• LISTING:
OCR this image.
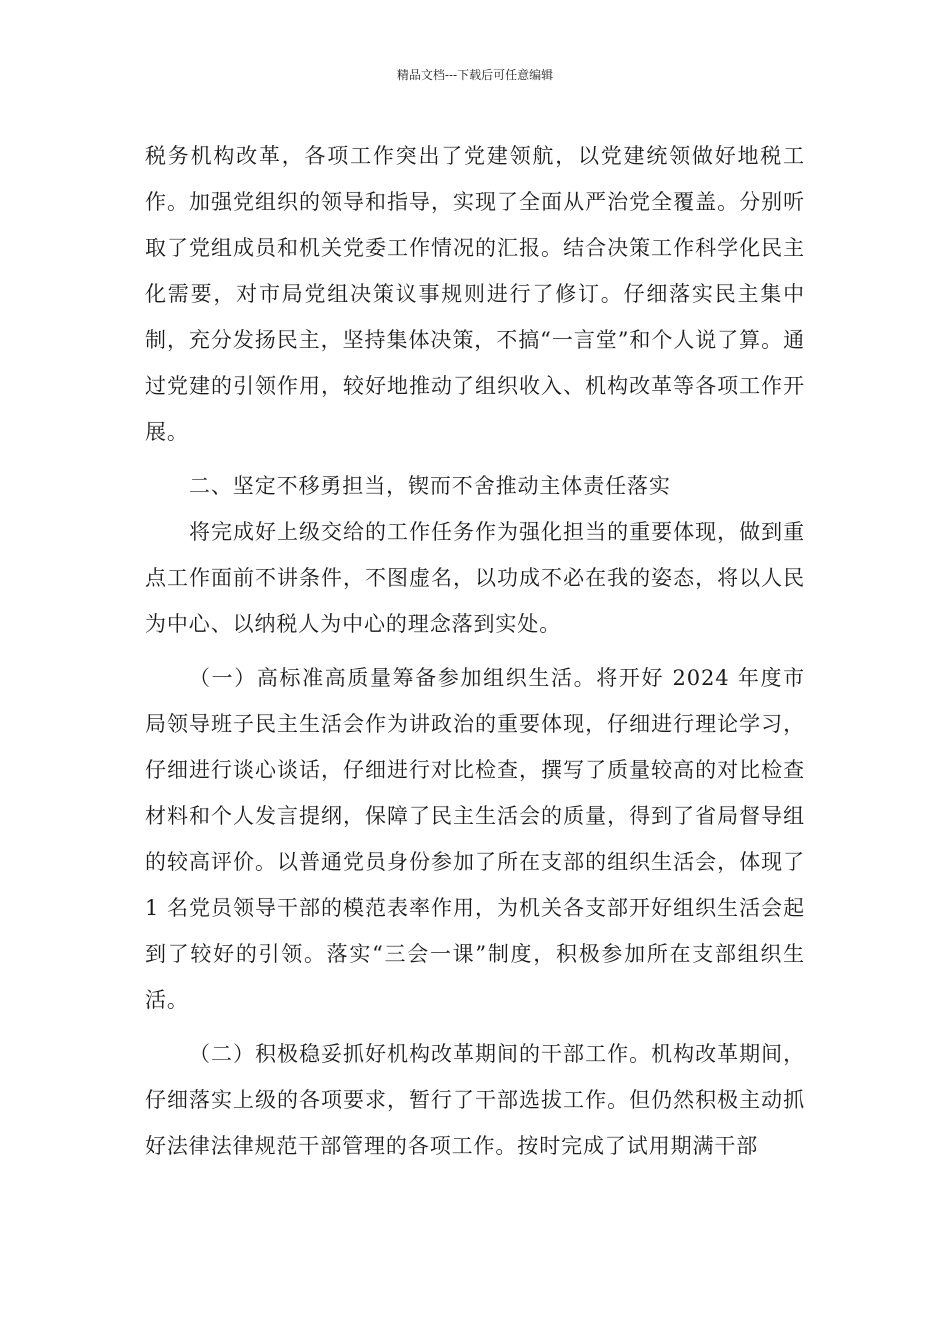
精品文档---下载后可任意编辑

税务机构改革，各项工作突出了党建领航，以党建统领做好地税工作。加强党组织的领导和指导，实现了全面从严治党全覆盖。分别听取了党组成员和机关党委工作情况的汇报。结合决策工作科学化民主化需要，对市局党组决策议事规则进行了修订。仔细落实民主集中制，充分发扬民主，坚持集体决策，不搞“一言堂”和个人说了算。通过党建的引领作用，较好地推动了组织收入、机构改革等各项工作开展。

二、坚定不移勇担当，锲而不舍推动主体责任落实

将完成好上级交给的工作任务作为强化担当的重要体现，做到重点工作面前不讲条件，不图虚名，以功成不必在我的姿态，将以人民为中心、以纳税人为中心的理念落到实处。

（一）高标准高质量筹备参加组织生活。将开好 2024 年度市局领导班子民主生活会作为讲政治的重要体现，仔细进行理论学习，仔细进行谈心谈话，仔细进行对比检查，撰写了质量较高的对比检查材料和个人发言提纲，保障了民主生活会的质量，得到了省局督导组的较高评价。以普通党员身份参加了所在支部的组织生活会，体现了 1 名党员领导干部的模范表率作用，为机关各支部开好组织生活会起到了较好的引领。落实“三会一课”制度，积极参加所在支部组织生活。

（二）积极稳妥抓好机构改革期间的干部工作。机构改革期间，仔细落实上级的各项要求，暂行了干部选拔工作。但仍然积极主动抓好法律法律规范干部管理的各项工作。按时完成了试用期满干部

...

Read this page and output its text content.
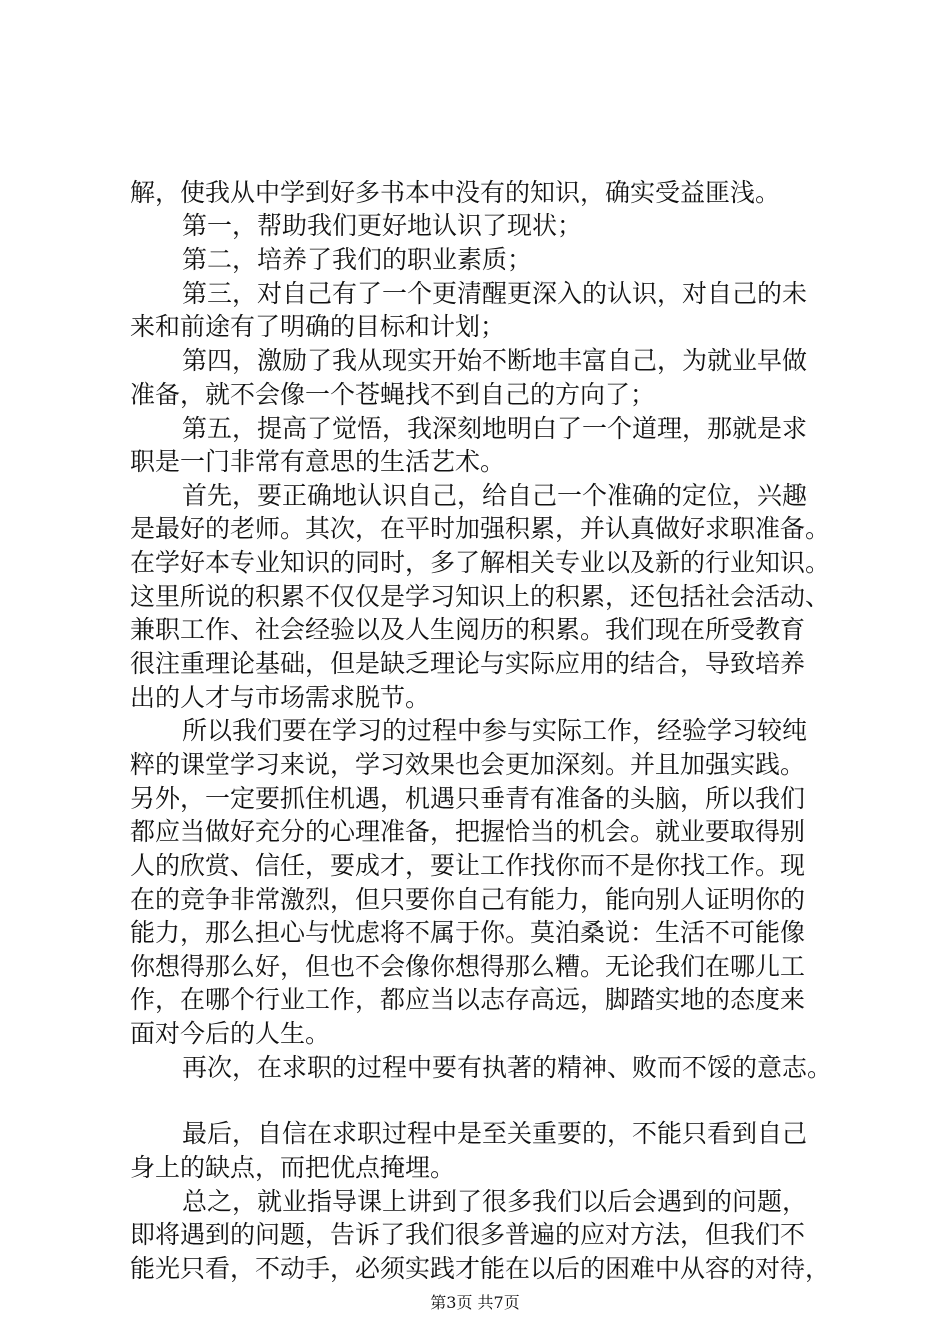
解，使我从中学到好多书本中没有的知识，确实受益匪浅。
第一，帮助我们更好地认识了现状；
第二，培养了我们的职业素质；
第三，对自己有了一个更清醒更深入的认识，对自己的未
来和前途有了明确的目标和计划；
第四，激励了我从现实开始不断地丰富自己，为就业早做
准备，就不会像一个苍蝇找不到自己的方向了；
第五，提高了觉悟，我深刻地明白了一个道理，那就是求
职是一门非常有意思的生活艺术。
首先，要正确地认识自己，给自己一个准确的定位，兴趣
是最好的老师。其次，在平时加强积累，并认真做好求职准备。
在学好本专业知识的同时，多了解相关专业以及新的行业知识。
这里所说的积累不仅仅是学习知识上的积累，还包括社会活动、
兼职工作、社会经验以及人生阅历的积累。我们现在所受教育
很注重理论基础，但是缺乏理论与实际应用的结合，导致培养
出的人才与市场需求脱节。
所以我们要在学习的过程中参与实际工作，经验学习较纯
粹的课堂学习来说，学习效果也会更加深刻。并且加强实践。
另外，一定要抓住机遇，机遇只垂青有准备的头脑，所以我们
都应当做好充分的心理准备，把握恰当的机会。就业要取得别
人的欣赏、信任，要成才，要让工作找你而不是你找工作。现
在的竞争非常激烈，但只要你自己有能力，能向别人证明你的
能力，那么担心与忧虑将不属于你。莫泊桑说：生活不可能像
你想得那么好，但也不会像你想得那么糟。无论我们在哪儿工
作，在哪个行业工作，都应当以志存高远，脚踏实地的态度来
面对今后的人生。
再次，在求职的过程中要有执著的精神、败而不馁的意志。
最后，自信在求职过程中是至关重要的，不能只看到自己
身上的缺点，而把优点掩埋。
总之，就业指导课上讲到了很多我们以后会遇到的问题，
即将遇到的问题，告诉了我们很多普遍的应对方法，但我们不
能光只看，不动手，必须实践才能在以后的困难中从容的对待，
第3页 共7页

• WHAT YOU WILL DO: Look over the records above and copy each line that includes the string "this".

• SOLUTION TO THE PROBLEM:
OCR this image.
Read this page and output its text content.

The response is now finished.